Entries taken from a collection:
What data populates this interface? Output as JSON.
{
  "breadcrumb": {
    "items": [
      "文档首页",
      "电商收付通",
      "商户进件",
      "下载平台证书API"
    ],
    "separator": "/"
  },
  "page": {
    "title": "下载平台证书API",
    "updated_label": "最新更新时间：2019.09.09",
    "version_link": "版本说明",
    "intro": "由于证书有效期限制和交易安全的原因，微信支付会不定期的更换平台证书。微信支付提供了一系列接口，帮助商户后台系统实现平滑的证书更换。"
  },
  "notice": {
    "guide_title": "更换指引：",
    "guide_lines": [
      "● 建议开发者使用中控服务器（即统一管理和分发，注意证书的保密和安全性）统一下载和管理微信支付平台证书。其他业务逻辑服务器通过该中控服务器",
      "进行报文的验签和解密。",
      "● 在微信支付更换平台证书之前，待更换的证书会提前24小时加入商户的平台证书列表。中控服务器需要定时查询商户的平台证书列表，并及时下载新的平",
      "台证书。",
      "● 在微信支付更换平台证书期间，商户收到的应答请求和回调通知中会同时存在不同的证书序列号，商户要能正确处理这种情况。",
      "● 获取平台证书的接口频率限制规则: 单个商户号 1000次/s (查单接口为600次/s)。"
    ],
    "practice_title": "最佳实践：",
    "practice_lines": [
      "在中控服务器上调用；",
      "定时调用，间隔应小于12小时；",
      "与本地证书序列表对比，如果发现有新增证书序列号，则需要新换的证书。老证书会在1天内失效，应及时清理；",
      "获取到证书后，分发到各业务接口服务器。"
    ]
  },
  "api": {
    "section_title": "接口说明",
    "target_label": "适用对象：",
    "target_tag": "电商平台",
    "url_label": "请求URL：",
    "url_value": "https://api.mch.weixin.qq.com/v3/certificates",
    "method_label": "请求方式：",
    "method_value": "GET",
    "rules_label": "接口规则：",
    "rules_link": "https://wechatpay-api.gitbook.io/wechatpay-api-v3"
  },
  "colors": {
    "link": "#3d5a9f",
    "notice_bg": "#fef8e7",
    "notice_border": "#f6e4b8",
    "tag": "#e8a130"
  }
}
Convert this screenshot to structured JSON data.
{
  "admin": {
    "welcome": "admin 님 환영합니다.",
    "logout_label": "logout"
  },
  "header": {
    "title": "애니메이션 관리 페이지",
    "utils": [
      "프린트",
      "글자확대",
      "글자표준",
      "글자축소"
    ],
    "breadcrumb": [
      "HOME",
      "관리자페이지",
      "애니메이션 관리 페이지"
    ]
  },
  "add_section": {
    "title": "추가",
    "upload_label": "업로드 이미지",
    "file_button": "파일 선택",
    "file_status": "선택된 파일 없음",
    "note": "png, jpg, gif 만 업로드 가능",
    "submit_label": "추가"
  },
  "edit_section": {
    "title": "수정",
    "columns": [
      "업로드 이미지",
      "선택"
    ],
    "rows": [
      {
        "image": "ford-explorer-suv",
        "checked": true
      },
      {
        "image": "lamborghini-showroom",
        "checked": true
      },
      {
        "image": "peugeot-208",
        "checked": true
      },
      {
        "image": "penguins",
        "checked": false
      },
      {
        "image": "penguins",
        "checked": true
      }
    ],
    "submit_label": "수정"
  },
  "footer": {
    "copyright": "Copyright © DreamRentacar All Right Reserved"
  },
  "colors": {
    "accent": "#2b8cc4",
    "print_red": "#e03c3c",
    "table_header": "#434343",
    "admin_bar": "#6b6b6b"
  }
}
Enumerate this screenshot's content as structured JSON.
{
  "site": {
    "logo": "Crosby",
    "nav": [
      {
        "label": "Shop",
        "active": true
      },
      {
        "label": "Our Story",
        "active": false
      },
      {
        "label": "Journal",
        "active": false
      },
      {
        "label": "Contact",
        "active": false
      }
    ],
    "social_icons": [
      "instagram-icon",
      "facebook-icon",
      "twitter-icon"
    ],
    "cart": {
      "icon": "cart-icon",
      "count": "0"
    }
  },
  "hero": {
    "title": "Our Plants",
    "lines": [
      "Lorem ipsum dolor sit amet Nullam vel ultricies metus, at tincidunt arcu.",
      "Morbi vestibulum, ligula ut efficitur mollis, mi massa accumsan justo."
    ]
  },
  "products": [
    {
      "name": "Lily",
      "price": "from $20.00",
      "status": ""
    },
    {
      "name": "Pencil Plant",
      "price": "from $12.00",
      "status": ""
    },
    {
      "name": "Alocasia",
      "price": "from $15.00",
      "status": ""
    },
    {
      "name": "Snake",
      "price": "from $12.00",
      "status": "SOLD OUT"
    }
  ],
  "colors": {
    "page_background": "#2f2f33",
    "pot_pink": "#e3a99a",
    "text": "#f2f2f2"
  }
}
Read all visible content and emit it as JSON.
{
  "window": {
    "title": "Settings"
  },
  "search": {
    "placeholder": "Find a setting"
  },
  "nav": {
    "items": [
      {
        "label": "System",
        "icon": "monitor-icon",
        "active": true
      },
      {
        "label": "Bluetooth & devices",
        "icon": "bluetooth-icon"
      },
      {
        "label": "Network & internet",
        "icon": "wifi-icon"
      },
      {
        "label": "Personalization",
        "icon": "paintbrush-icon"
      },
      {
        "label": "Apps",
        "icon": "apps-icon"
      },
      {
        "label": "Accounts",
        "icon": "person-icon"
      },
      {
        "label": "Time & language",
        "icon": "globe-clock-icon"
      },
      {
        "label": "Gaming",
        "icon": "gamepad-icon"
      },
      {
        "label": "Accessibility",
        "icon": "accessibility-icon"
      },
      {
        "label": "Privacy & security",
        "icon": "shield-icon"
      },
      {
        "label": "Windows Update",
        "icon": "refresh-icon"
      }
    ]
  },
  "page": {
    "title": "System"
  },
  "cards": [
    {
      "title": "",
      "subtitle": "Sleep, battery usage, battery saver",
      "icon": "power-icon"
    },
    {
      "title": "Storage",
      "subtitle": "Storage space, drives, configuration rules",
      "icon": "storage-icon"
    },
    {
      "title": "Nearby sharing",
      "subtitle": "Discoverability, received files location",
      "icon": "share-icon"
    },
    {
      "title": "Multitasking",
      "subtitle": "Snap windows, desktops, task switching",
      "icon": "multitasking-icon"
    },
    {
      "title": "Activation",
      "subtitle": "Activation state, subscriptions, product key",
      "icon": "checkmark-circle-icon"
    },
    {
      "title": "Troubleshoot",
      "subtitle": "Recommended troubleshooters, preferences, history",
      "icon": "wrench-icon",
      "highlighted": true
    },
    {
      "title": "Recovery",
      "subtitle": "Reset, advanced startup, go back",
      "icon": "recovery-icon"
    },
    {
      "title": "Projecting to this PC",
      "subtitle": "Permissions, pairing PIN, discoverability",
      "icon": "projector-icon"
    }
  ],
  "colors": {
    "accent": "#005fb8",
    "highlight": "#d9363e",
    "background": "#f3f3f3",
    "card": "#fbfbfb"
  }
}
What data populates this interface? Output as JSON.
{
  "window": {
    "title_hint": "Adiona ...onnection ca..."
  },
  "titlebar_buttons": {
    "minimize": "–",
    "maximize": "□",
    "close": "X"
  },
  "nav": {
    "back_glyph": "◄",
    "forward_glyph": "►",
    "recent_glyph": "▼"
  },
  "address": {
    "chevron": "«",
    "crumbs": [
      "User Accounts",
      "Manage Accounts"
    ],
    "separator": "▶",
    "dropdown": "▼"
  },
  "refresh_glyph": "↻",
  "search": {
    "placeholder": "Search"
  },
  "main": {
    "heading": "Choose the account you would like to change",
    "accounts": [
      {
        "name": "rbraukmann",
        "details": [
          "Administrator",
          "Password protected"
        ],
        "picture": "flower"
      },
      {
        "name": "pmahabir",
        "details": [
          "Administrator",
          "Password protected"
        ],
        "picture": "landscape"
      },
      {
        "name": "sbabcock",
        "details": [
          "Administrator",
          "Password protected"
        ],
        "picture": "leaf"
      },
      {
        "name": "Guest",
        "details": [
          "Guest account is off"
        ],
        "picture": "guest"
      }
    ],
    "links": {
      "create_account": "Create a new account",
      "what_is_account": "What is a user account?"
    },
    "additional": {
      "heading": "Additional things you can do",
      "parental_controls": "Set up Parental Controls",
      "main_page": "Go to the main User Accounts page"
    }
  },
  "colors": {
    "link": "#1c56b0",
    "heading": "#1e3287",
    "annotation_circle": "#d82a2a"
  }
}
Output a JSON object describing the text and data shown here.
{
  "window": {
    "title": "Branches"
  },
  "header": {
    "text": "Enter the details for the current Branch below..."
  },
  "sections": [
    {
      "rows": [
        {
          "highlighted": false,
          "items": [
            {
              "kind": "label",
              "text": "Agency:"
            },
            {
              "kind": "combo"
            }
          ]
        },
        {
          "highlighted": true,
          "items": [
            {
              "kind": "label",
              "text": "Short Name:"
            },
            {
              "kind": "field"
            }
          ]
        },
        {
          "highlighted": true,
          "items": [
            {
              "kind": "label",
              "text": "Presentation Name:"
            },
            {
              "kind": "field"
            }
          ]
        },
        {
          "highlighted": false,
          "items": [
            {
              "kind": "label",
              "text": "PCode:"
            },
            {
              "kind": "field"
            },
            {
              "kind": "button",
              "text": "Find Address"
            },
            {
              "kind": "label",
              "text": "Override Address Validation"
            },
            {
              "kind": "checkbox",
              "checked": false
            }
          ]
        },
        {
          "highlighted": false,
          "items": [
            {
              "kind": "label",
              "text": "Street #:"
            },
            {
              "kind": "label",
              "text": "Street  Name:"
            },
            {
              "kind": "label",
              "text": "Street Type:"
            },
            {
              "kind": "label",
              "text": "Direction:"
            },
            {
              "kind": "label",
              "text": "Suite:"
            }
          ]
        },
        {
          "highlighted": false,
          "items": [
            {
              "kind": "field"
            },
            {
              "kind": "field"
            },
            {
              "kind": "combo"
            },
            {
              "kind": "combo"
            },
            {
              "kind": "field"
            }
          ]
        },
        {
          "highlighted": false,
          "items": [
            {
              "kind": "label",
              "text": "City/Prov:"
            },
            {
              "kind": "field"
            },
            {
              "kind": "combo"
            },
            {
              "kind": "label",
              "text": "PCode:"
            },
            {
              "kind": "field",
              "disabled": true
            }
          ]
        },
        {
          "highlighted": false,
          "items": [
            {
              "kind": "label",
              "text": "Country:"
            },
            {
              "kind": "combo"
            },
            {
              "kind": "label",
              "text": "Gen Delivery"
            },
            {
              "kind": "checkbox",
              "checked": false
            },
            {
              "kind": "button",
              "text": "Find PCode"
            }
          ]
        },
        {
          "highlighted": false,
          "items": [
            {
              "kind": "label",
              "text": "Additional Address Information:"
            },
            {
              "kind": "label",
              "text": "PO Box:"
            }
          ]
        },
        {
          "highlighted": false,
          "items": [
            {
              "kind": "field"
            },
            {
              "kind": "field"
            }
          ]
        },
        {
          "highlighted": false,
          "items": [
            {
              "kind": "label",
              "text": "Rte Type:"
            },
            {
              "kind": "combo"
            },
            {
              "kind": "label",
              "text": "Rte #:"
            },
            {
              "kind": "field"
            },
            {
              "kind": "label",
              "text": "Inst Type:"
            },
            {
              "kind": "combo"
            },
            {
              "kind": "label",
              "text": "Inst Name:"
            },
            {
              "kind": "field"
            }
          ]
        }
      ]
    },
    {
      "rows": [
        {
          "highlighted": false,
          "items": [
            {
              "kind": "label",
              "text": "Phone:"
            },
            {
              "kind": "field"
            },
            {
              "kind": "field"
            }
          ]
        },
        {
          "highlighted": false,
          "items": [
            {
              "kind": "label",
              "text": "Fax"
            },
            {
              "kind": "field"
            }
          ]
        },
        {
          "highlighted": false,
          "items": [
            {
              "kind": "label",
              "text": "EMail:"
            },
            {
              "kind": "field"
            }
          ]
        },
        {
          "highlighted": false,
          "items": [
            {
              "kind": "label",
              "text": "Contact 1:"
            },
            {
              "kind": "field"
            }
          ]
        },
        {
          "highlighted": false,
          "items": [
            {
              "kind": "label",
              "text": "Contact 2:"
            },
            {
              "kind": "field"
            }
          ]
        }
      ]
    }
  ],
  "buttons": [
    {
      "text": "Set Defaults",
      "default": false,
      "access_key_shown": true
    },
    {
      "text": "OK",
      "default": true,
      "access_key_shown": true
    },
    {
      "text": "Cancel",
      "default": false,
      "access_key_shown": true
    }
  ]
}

Request:
Show all lines from the records above where the word "subtitle" occurs.

Exercise solution:
      "subtitle": "Sleep, battery usage, battery saver",
      "subtitle": "Storage space, drives, configuration rules",
      "subtitle": "Discoverability, received files location",
      "subtitle": "Snap windows, desktops, task switching",
      "subtitle": "Activation state, subscriptions, product key",
      "subtitle": "Recommended troubleshooters, preferences, history",
      "subtitle": "Reset, advanced startup, go back",
      "subtitle": "Permissions, pairing PIN, discoverability",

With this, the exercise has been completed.